• **Requirements**:
From the line with "Output a JSON" to the final line of the records, reproduce every line exactly and only those lines.

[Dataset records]
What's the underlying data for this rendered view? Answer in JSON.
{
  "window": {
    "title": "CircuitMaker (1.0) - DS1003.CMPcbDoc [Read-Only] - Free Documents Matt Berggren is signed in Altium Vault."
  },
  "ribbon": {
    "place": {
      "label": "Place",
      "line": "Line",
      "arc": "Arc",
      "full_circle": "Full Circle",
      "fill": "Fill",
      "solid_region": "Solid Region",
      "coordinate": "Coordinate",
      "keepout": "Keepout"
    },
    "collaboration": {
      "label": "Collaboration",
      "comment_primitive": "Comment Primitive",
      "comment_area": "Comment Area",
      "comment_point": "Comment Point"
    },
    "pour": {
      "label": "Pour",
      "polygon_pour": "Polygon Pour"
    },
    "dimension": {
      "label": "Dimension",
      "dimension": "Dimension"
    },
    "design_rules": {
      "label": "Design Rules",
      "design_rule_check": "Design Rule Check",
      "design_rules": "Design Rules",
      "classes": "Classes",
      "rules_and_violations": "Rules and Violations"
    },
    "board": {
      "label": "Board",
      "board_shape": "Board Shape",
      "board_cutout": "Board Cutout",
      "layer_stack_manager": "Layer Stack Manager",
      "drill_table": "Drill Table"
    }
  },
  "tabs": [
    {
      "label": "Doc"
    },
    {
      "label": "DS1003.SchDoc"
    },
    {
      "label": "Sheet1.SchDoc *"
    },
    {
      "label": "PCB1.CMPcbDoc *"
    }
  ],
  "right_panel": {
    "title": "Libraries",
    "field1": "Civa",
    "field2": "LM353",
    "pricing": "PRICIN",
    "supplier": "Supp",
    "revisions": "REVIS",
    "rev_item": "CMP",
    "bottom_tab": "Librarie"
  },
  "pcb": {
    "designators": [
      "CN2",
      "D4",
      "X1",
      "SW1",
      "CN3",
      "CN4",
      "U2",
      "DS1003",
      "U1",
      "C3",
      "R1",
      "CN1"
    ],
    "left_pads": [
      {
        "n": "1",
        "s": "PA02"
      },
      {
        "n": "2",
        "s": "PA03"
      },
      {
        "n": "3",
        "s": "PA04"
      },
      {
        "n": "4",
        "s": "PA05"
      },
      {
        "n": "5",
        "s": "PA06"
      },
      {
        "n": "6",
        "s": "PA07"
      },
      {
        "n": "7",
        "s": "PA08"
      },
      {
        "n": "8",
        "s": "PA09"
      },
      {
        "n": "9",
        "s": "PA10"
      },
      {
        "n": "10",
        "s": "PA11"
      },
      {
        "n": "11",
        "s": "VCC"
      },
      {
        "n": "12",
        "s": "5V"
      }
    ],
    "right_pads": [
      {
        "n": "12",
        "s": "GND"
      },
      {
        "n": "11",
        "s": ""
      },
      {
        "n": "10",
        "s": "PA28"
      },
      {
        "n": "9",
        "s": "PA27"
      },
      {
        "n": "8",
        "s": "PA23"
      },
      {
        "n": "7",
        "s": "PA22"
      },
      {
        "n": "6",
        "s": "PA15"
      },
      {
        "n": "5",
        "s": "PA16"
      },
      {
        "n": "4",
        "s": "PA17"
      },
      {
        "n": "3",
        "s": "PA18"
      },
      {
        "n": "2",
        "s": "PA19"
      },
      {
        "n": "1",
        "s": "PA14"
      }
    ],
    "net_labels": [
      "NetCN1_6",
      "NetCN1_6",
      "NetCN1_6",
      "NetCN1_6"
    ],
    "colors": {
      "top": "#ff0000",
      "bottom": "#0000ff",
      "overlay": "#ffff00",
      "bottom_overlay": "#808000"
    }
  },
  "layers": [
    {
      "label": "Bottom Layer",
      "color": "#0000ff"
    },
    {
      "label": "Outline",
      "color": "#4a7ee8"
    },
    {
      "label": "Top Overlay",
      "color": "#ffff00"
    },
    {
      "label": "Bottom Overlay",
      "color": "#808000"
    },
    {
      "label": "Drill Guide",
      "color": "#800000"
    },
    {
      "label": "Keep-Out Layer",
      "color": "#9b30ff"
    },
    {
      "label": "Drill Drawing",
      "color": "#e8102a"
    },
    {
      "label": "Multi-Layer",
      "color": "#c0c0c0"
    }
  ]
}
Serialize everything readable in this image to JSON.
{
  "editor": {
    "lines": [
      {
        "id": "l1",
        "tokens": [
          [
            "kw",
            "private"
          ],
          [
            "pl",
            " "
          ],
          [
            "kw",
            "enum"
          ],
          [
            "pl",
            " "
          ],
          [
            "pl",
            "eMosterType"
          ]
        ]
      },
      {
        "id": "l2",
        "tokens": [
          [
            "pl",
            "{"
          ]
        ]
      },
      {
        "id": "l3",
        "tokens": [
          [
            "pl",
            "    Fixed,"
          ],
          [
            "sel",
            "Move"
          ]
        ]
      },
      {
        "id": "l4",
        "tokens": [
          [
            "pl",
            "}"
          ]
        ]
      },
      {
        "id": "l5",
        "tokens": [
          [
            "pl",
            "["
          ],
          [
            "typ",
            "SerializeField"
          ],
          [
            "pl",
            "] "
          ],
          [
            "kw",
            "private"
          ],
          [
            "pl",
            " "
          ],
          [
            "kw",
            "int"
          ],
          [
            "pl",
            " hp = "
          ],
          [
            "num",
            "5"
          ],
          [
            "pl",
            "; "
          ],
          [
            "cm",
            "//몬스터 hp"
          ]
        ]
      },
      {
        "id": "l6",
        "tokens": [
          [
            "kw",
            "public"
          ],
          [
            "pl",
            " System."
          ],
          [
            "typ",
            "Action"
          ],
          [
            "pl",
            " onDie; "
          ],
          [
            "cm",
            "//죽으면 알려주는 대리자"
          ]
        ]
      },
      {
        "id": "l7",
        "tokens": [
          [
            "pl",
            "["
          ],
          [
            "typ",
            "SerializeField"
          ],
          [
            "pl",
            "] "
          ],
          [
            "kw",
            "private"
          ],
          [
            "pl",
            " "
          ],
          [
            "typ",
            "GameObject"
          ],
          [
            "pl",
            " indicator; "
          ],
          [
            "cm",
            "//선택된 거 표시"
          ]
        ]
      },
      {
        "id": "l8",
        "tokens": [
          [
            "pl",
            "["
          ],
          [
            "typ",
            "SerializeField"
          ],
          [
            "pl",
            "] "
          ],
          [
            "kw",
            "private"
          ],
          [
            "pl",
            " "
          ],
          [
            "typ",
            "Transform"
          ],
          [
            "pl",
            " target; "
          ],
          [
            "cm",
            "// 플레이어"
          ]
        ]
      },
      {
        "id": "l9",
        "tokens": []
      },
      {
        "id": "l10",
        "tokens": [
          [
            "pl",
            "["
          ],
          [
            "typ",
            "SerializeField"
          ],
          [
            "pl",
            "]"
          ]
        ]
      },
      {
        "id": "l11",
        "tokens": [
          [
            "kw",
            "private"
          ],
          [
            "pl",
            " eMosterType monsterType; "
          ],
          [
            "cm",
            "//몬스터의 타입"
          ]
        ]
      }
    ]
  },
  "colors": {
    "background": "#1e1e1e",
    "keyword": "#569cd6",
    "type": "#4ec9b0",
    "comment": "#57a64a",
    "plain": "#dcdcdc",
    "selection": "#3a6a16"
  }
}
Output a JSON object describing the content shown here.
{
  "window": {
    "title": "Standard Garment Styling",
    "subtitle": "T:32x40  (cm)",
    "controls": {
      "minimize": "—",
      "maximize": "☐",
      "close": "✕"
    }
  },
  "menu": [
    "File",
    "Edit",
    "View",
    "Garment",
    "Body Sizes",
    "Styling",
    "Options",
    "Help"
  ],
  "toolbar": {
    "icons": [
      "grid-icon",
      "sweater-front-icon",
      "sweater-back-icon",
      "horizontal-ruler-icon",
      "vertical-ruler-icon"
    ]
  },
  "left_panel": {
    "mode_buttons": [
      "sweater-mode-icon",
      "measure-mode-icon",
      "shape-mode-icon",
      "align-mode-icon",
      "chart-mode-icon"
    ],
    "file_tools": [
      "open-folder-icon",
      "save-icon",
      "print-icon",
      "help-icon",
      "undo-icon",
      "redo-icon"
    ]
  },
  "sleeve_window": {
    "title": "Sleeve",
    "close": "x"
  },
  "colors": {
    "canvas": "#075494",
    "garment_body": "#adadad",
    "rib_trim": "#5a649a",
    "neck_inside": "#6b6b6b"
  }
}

• **Solution**:
Output a JSON object describing the content shown here.
{
  "window": {
    "title": "Standard Garment Styling",
    "subtitle": "T:32x40  (cm)",
    "controls": {
      "minimize": "—",
      "maximize": "☐",
      "close": "✕"
    }
  },
  "menu": [
    "File",
    "Edit",
    "View",
    "Garment",
    "Body Sizes",
    "Styling",
    "Options",
    "Help"
  ],
  "toolbar": {
    "icons": [
      "grid-icon",
      "sweater-front-icon",
      "sweater-back-icon",
      "horizontal-ruler-icon",
      "vertical-ruler-icon"
    ]
  },
  "left_panel": {
    "mode_buttons": [
      "sweater-mode-icon",
      "measure-mode-icon",
      "shape-mode-icon",
      "align-mode-icon",
      "chart-mode-icon"
    ],
    "file_tools": [
      "open-folder-icon",
      "save-icon",
      "print-icon",
      "help-icon",
      "undo-icon",
      "redo-icon"
    ]
  },
  "sleeve_window": {
    "title": "Sleeve",
    "close": "x"
  },
  "colors": {
    "canvas": "#075494",
    "garment_body": "#adadad",
    "rib_trim": "#5a649a",
    "neck_inside": "#6b6b6b"
  }
}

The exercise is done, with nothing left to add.